Format every line of the records below as a Markdown table with the columns "Row" and "Text". Number the rows in order, skip blank lines, and omit the pictures.

--- Raw data ---
--- BEGIN ---

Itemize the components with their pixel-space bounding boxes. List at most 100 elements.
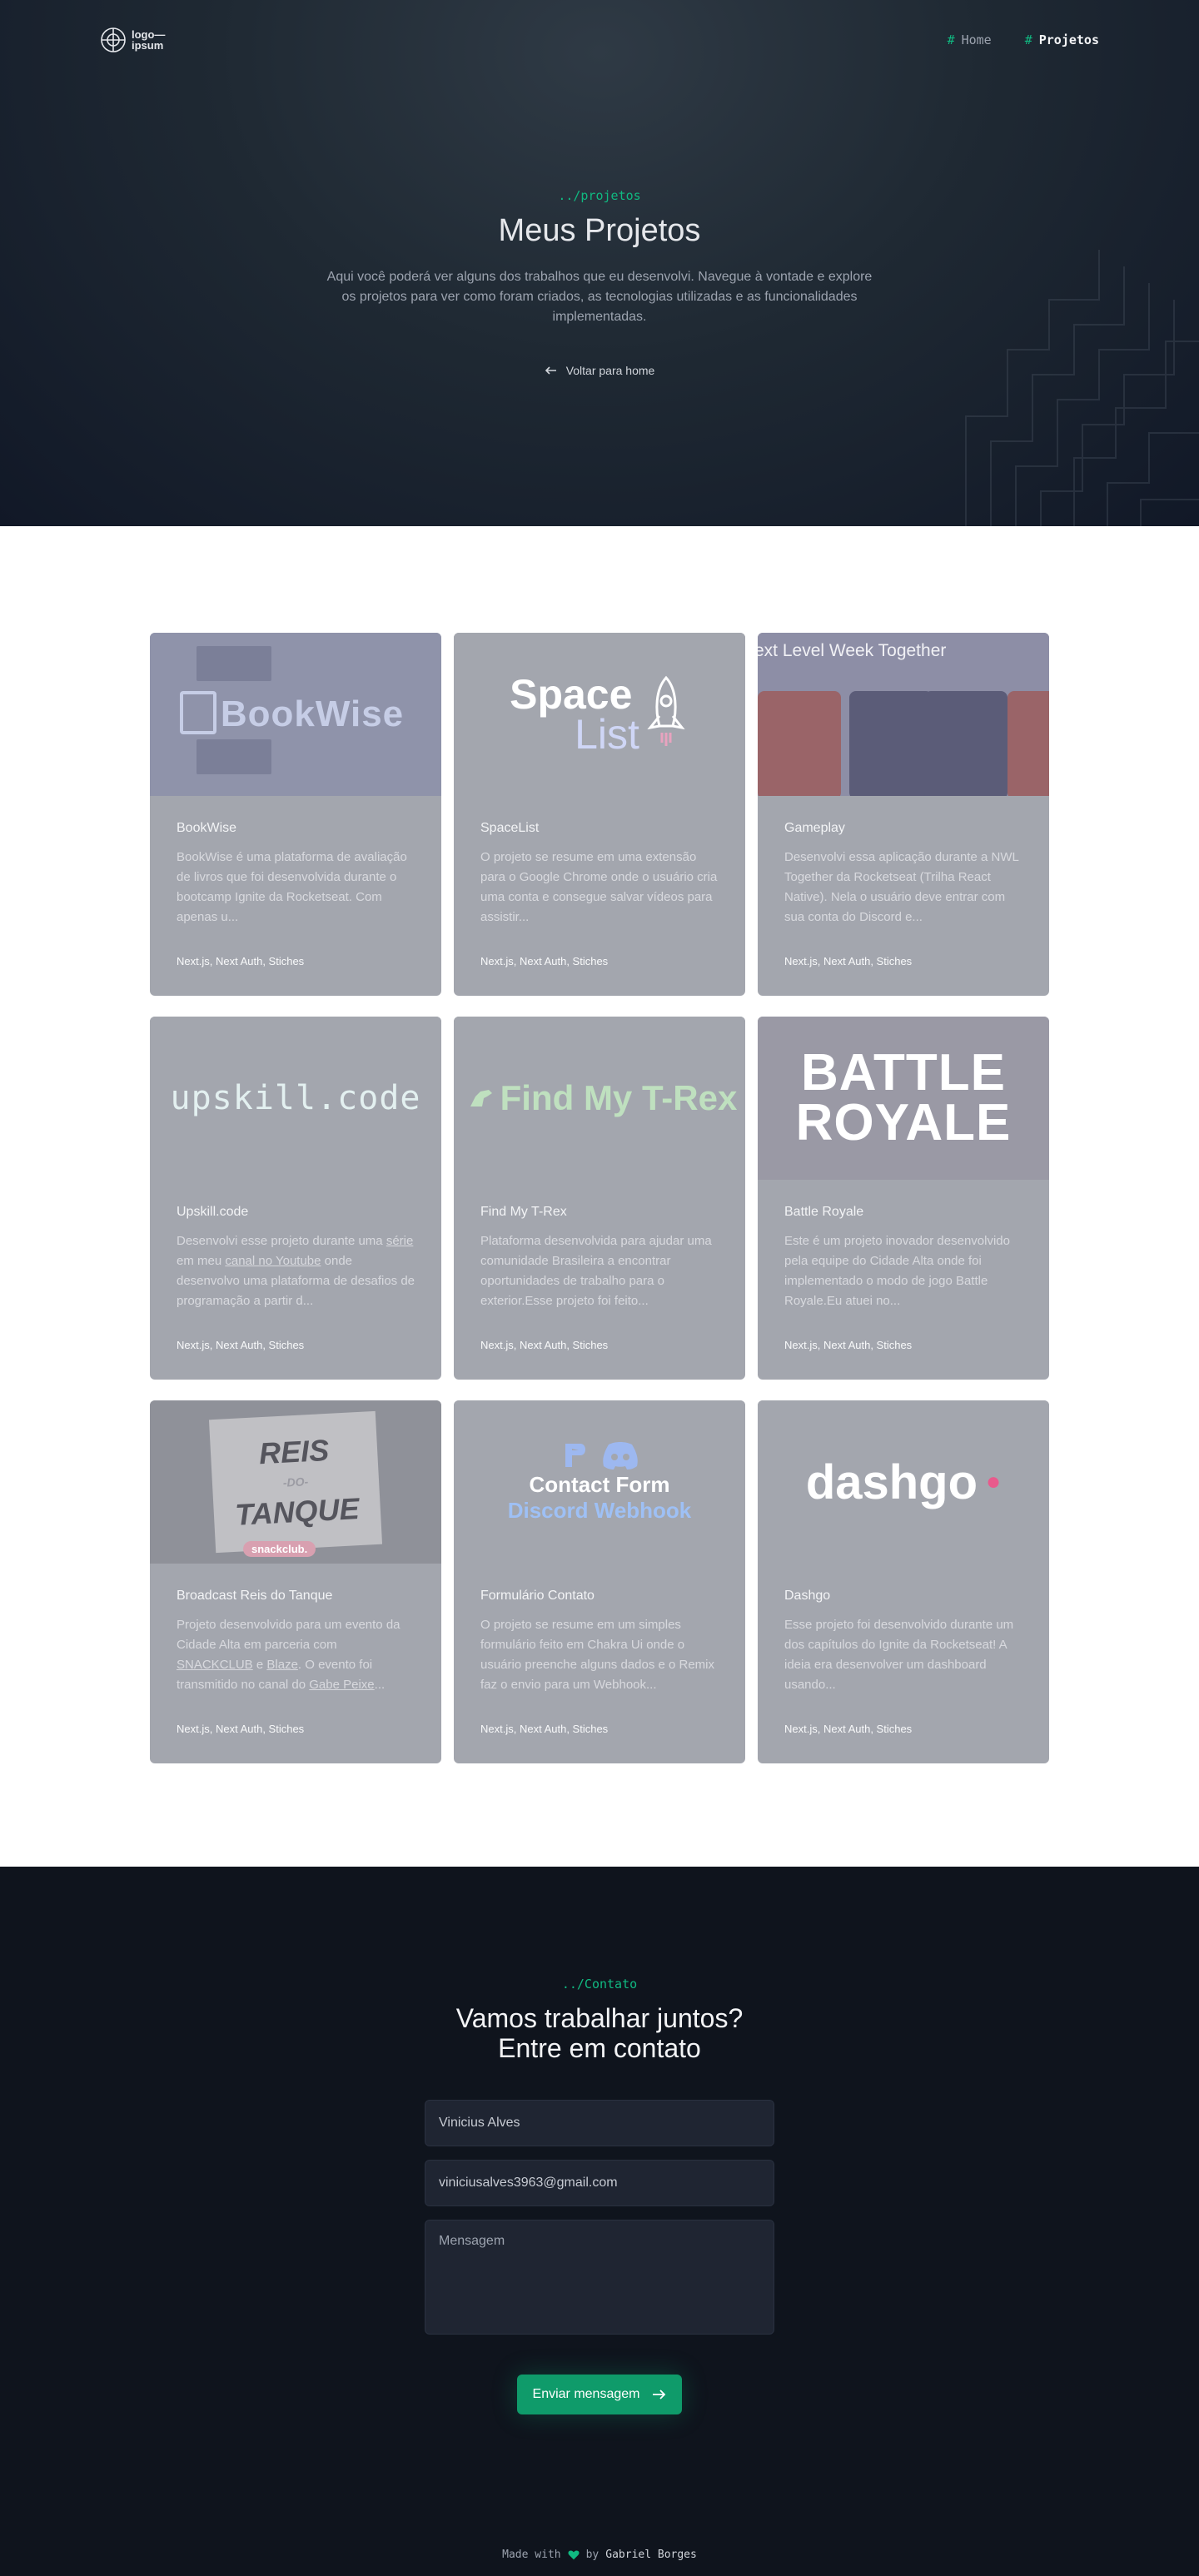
- contact-breadcrumb: ../Contato: [561, 1977, 638, 1992]
- hash-icon: #: [1024, 32, 1032, 47]
- arrow-right-icon: [653, 2390, 666, 2399]
- nav-link-home-label: Home: [961, 32, 992, 47]
- card-body: Broadcast Reis do Tanque Projeto desenvo…: [150, 1564, 441, 1763]
- desc-text: Desenvolvi esse projeto durante uma: [177, 1234, 386, 1248]
- card-description: Projeto desenvolvido para um evento da C…: [177, 1615, 415, 1695]
- phone-screenshot: [924, 691, 1007, 796]
- heart-icon: [568, 2549, 580, 2559]
- card-description: O projeto se resume em uma extensão para…: [480, 850, 718, 924]
- serie-link[interactable]: série: [386, 1234, 414, 1248]
- thumbnail-logo-text: Space List: [510, 674, 639, 758]
- globe-logo-icon: [101, 27, 126, 52]
- screenshot-strip: [197, 646, 271, 681]
- remix-icon: [565, 1444, 585, 1467]
- card-title: Broadcast Reis do Tanque: [177, 1589, 333, 1603]
- thumbnail-logo-text: upskill.code: [170, 1079, 421, 1117]
- snackclub-link[interactable]: SNACKCLUB: [177, 1658, 253, 1672]
- card-tags: Next.js, Next Auth, Stiches: [177, 1723, 305, 1735]
- card-tags: Next.js, Next Auth, Stiches: [784, 1723, 913, 1735]
- card-title: Battle Royale: [784, 1205, 864, 1219]
- arrow-left-icon: [545, 366, 556, 375]
- project-card-formulario-contato[interactable]: Contact Form Discord Webhook Formulário …: [454, 1400, 745, 1763]
- card-title: Formulário Contato: [480, 1589, 595, 1603]
- card-title: Dashgo: [784, 1589, 831, 1603]
- email-field[interactable]: [425, 2160, 774, 2206]
- contact-section: ../Contato Vamos trabalhar juntos? Entre…: [0, 1867, 1199, 2576]
- poster-word-tanque: TANQUE: [234, 1491, 361, 1532]
- project-thumbnail: REIS -DO- TANQUE snackclub.: [150, 1400, 441, 1564]
- footer-by: by: [585, 2549, 600, 2561]
- discord-icon: [603, 1442, 638, 1470]
- phone-screenshot: [758, 691, 841, 796]
- thumbnail-line-1: Contact Form: [529, 1472, 670, 1497]
- poster-word-do: -DO-: [282, 1474, 309, 1489]
- project-card-spacelist[interactable]: Space List SpaceList O projeto se resume…: [454, 633, 745, 996]
- card-body: BookWise BookWise é uma plataforma de av…: [150, 796, 441, 996]
- card-description: BookWise é uma plataforma de avaliação d…: [177, 850, 407, 924]
- card-tags: Next.js, Next Auth, Stiches: [177, 955, 305, 967]
- card-tags: Next.js, Next Auth, Stiches: [480, 1339, 609, 1351]
- card-tags: Next.js, Next Auth, Stiches: [480, 955, 609, 967]
- project-thumbnail: ext Level Week Together: [758, 633, 1049, 796]
- trex-icon: [470, 1090, 492, 1106]
- card-description: Plataforma desenvolvida para ajudar uma …: [480, 1234, 712, 1308]
- desc-text: e: [252, 1658, 267, 1672]
- card-title: SpaceList: [480, 821, 540, 835]
- hero-description: Aqui você poderá ver alguns dos trabalho…: [326, 270, 873, 324]
- send-message-button[interactable]: Enviar mensagem: [517, 2375, 682, 2414]
- hash-icon: #: [947, 32, 955, 47]
- hero-content: ../projetos Meus Projetos Aqui você pode…: [0, 188, 1199, 381]
- phone-screenshot: [1007, 691, 1049, 796]
- project-thumbnail: Space List: [454, 633, 745, 796]
- blaze-link[interactable]: Blaze: [266, 1658, 298, 1672]
- nav-link-home[interactable]: # Home: [948, 32, 992, 47]
- projects-section: BookWise BookWise BookWise é uma platafo…: [0, 526, 1199, 1867]
- thumbnail-word-battle: BATTLE: [801, 1044, 1006, 1102]
- card-body: Upskill.code Desenvolvi esse projeto dur…: [150, 1180, 441, 1380]
- thumbnail-word-royale: ROYALE: [795, 1094, 1012, 1151]
- sponsor-badge: snackclub.: [243, 1541, 316, 1557]
- card-body: Battle Royale Este é um projeto inovador…: [758, 1180, 1049, 1380]
- project-thumbnail: Find My T-Rex: [454, 1017, 745, 1180]
- thumbnail-logo-text: Find My T-Rex: [500, 1078, 738, 1117]
- name-field[interactable]: [425, 2100, 774, 2146]
- back-home-link[interactable]: Voltar para home: [545, 364, 654, 377]
- thumbnail-logo-text: BookWise: [220, 694, 405, 734]
- card-body: Formulário Contato O projeto se resume e…: [454, 1564, 745, 1763]
- thumbnail-line-2: Discord Webhook: [507, 1498, 692, 1523]
- logo-text: logo— ipsum: [132, 29, 165, 51]
- card-title: Gameplay: [784, 821, 845, 835]
- project-card-bookwise[interactable]: BookWise BookWise BookWise é uma platafo…: [150, 633, 441, 996]
- project-card-dashgo[interactable]: dashgo ● Dashgo Esse projeto foi desenvo…: [758, 1400, 1049, 1763]
- project-card-gameplay[interactable]: ext Level Week Together Gameplay Desenvo…: [758, 633, 1049, 996]
- top-nav: logo— ipsum # Home # Projetos: [0, 0, 1199, 80]
- project-card-battle-royale[interactable]: BATTLE ROYALE Battle Royale Este é um pr…: [758, 1017, 1049, 1380]
- card-description: Este é um projeto inovador desenvolvido …: [784, 1234, 1010, 1308]
- projects-grid: BookWise BookWise BookWise é uma platafo…: [150, 633, 1049, 1763]
- contact-title-line-1: Vamos trabalhar juntos?: [455, 2003, 744, 2033]
- project-card-find-my-trex[interactable]: Find My T-Rex Find My T-Rex Plataforma d…: [454, 1017, 745, 1380]
- thumbnail-icons: [560, 1440, 639, 1470]
- gabe-peixe-link[interactable]: Gabe Peixe: [309, 1678, 374, 1692]
- nav-link-projetos[interactable]: # Projetos: [1025, 32, 1099, 47]
- project-thumbnail: BATTLE ROYALE: [758, 1017, 1049, 1180]
- footer: Made with by Gabriel Borges: [0, 2549, 1199, 2561]
- hero-breadcrumb: ../projetos: [558, 188, 641, 203]
- youtube-channel-link[interactable]: canal no Youtube: [225, 1254, 321, 1268]
- project-thumbnail: dashgo ●: [758, 1400, 1049, 1564]
- card-body: Find My T-Rex Plataforma desenvolvida pa…: [454, 1180, 745, 1380]
- dot-icon: ●: [986, 1468, 1002, 1495]
- footer-made-with: Made with: [502, 2549, 561, 2561]
- thumbnail-word-list: List: [575, 711, 639, 758]
- message-field[interactable]: [425, 2220, 774, 2335]
- card-title: Find My T-Rex: [480, 1205, 567, 1219]
- footer-author: Gabriel Borges: [605, 2549, 697, 2561]
- logo[interactable]: logo— ipsum: [100, 27, 165, 53]
- project-card-reis-do-tanque[interactable]: REIS -DO- TANQUE snackclub. Broadcast Re…: [150, 1400, 441, 1763]
- rocket-icon: [647, 675, 685, 746]
- thumbnail-logo-text: dashgo: [805, 1455, 978, 1509]
- project-card-upskill[interactable]: upskill.code Upskill.code Desenvolvi ess…: [150, 1017, 441, 1380]
- logo-line-2: ipsum: [132, 39, 164, 52]
- card-body: Gameplay Desenvolvi essa aplicação duran…: [758, 796, 1049, 996]
- nav-link-projetos-label: Projetos: [1038, 32, 1099, 47]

--- END ---

--- In response ---
| Row | Text |
|---|---|
| 1 | Itemize the components with their pixel-space bounding boxes. List at most 100 elements. |
| 2 | - contact-breadcrumb: ../Contato: [561, 1977, 638, 1992] |
| 3 | - hash-icon: #: [1024, 32, 1032, 47] |
| 4 | - arrow-right-icon: [653, 2390, 666, 2399] |
| 5 | - nav-link-home-label: Home: [961, 32, 992, 47] |
| 6 | - card-body: Broadcast Reis do Tanque Projeto desenvo…: [150, 1564, 441, 1763] |
| 7 | - desc-text: Desenvolvi esse projeto durante uma: [177, 1234, 386, 1248] |
| 8 | - card-description: Projeto desenvolvido para um evento da C…: [177, 1615, 415, 1695] |
| 9 | - phone-screenshot: [924, 691, 1007, 796] |
| 10 | - heart-icon: [568, 2549, 580, 2559] |
| 11 | - card-description: O projeto se resume em uma extensão para…: [480, 850, 718, 924] |
| 12 | - serie-link[interactable]: série: [386, 1234, 414, 1248] |
| 13 | - thumbnail-logo-text: Space List: [510, 674, 639, 758] |
| 14 | - globe-logo-icon: [101, 27, 126, 52] |
| 15 | - screenshot-strip: [197, 646, 271, 681] |
| 16 | - remix-icon: [565, 1444, 585, 1467] |
| 17 | - card-title: Broadcast Reis do Tanque: [177, 1589, 333, 1603] |
| 18 | - thumbnail-logo-text: upskill.code: [170, 1079, 421, 1117] |
| 19 | - snackclub-link[interactable]: SNACKCLUB: [177, 1658, 253, 1672] |
| 20 | - card-tags: Next.js, Next Auth, Stiches: [177, 1723, 305, 1735] |
| 21 | - card-tags: Next.js, Next Auth, Stiches: [784, 1723, 913, 1735] |
| 22 | - card-title: Battle Royale: [784, 1205, 864, 1219] |
| 23 | - arrow-left-icon: [545, 366, 556, 375] |
| 24 | - project-card-formulario-contato[interactable]: Contact Form Discord Webhook Formulário …: [454, 1400, 745, 1763] |
| 25 | - card-title: Formulário Contato: [480, 1589, 595, 1603] |
| 26 | - card-title: Dashgo: [784, 1589, 831, 1603] |
| 27 | - email-field[interactable]: [425, 2160, 774, 2206] |
| 28 | - contact-section: ../Contato Vamos trabalhar juntos? Entre…: [0, 1867, 1199, 2576] |
| 29 | - poster-word-tanque: TANQUE: [234, 1491, 361, 1532] |
| 30 | - project-thumbnail: REIS -DO- TANQUE snackclub.: [150, 1400, 441, 1564] |
| 31 | - footer-by: by: [585, 2549, 600, 2561] |
| 32 | - discord-icon: [603, 1442, 638, 1470] |
| 33 | - phone-screenshot: [758, 691, 841, 796] |
| 34 | - thumbnail-line-1: Contact Form: [529, 1472, 670, 1497] |
| 35 | - poster-word-do: -DO-: [282, 1474, 309, 1489] |
| 36 | - project-card-spacelist[interactable]: Space List SpaceList O projeto se resume…: [454, 633, 745, 996] |
| 37 | - card-body: BookWise BookWise é uma plataforma de av…: [150, 796, 441, 996] |
| 38 | - card-description: BookWise é uma plataforma de avaliação d…: [177, 850, 407, 924] |
| 39 | - card-tags: Next.js, Next Auth, Stiches: [177, 955, 305, 967] |
| 40 | - card-tags: Next.js, Next Auth, Stiches: [480, 1339, 609, 1351] |
| 41 | - card-tags: Next.js, Next Auth, Stiches: [480, 955, 609, 967] |
| 42 | - project-thumbnail: ext Level Week Together: [758, 633, 1049, 796] |
| 43 | - trex-icon: [470, 1090, 492, 1106] |
| 44 | - card-description: Plataforma desenvolvida para ajudar uma …: [480, 1234, 712, 1308] |
| 45 | - desc-text: e: [252, 1658, 267, 1672] |
| 46 | - card-title: SpaceList: [480, 821, 540, 835] |
| 47 | - hero-description: Aqui você poderá ver alguns dos trabalho…: [326, 270, 873, 324] |
| 48 | - send-message-button[interactable]: Enviar mensagem: [517, 2375, 682, 2414] |
| 49 | - hash-icon: #: [947, 32, 955, 47] |
| 50 | - hero-content: ../projetos Meus Projetos Aqui você pode…: [0, 188, 1199, 381] |
| 51 | - phone-screenshot: [1007, 691, 1049, 796] |
| 52 | - project-thumbnail: Space List: [454, 633, 745, 796] |
| 53 | - blaze-link[interactable]: Blaze: [266, 1658, 298, 1672] |
| 54 | - nav-link-home[interactable]: # Home: [948, 32, 992, 47] |
| 55 | - projects-section: BookWise BookWise BookWise é uma platafo…: [0, 526, 1199, 1867] |
| 56 | - thumbnail-word-battle: BATTLE: [801, 1044, 1006, 1102] |
| 57 | - card-body: Upskill.code Desenvolvi esse projeto dur…: [150, 1180, 441, 1380] |
| 58 | - thumbnail-word-royale: ROYALE: [795, 1094, 1012, 1151] |
| 59 | - sponsor-badge: snackclub.: [243, 1541, 316, 1557] |
| 60 | - card-body: Battle Royale Este é um projeto inovador…: [758, 1180, 1049, 1380] |
| 61 | - project-thumbnail: Find My T-Rex: [454, 1017, 745, 1180] |
| 62 | - thumbnail-logo-text: Find My T-Rex: [500, 1078, 738, 1117] |
| 63 | - name-field[interactable]: [425, 2100, 774, 2146] |
| 64 | - back-home-link[interactable]: Voltar para home: [545, 364, 654, 377] |
| 65 | - thumbnail-logo-text: BookWise: [220, 694, 405, 734] |
| 66 | - card-body: Formulário Contato O projeto se resume e…: [454, 1564, 745, 1763] |
| 67 | - thumbnail-line-2: Discord Webhook: [507, 1498, 692, 1523] |
| 68 | - logo-text: logo— ipsum: [132, 29, 165, 51] |
| 69 | - card-title: Gameplay: [784, 821, 845, 835] |
| 70 | - project-card-bookwise[interactable]: BookWise BookWise BookWise é uma platafo…: [150, 633, 441, 996] |
| 71 | - project-card-dashgo[interactable]: dashgo ● Dashgo Esse projeto foi desenvo…: [758, 1400, 1049, 1763] |
| 72 | - project-card-gameplay[interactable]: ext Level Week Together Gameplay Desenvo…: [758, 633, 1049, 996] |
| 73 | - top-nav: logo— ipsum # Home # Projetos: [0, 0, 1199, 80] |
| 74 | - project-card-battle-royale[interactable]: BATTLE ROYALE Battle Royale Este é um pr…: [758, 1017, 1049, 1380] |
| 75 | - card-description: Este é um projeto inovador desenvolvido …: [784, 1234, 1010, 1308] |
| 76 | - projects-grid: BookWise BookWise BookWise é uma platafo…: [150, 633, 1049, 1763] |
| 77 | - contact-title-line-1: Vamos trabalhar juntos?: [455, 2003, 744, 2033] |
| 78 | - project-card-find-my-trex[interactable]: Find My T-Rex Find My T-Rex Plataforma d…: [454, 1017, 745, 1380] |
| 79 | - thumbnail-icons: [560, 1440, 639, 1470] |
| 80 | - gabe-peixe-link[interactable]: Gabe Peixe: [309, 1678, 374, 1692] |
| 81 | - nav-link-projetos[interactable]: # Projetos: [1025, 32, 1099, 47] |
| 82 | - project-thumbnail: BATTLE ROYALE: [758, 1017, 1049, 1180] |
| 83 | - footer: Made with by Gabriel Borges: [0, 2549, 1199, 2561] |
| 84 | - hero-breadcrumb: ../projetos: [558, 188, 641, 203] |
| 85 | - youtube-channel-link[interactable]: canal no Youtube: [225, 1254, 321, 1268] |
| 86 | - project-thumbnail: dashgo ●: [758, 1400, 1049, 1564] |
| 87 | - card-body: Find My T-Rex Plataforma desenvolvida pa…: [454, 1180, 745, 1380] |
| 88 | - dot-icon: ●: [986, 1468, 1002, 1495] |
| 89 | - footer-made-with: Made with: [502, 2549, 561, 2561] |
| 90 | - thumbnail-word-list: List: [575, 711, 639, 758] |
| 91 | - message-field[interactable]: [425, 2220, 774, 2335] |
| 92 | - card-title: Find My T-Rex: [480, 1205, 567, 1219] |
| 93 | - footer-author: Gabriel Borges: [605, 2549, 697, 2561] |
| 94 | - logo[interactable]: logo— ipsum: [100, 27, 165, 53] |
| 95 | - project-card-reis-do-tanque[interactable]: REIS -DO- TANQUE snackclub. Broadcast Re…: [150, 1400, 441, 1763] |
| 96 | - rocket-icon: [647, 675, 685, 746] |
| 97 | - thumbnail-logo-text: dashgo: [805, 1455, 978, 1509] |
| 98 | - project-card-upskill[interactable]: upskill.code Upskill.code Desenvolvi ess…: [150, 1017, 441, 1380] |
| 99 | - logo-line-2: ipsum: [132, 39, 164, 52] |
| 100 | - card-body: Gameplay Desenvolvi essa aplicação duran…: [758, 796, 1049, 996] |
| 101 | - nav-link-projetos-label: Projetos: [1038, 32, 1099, 47] |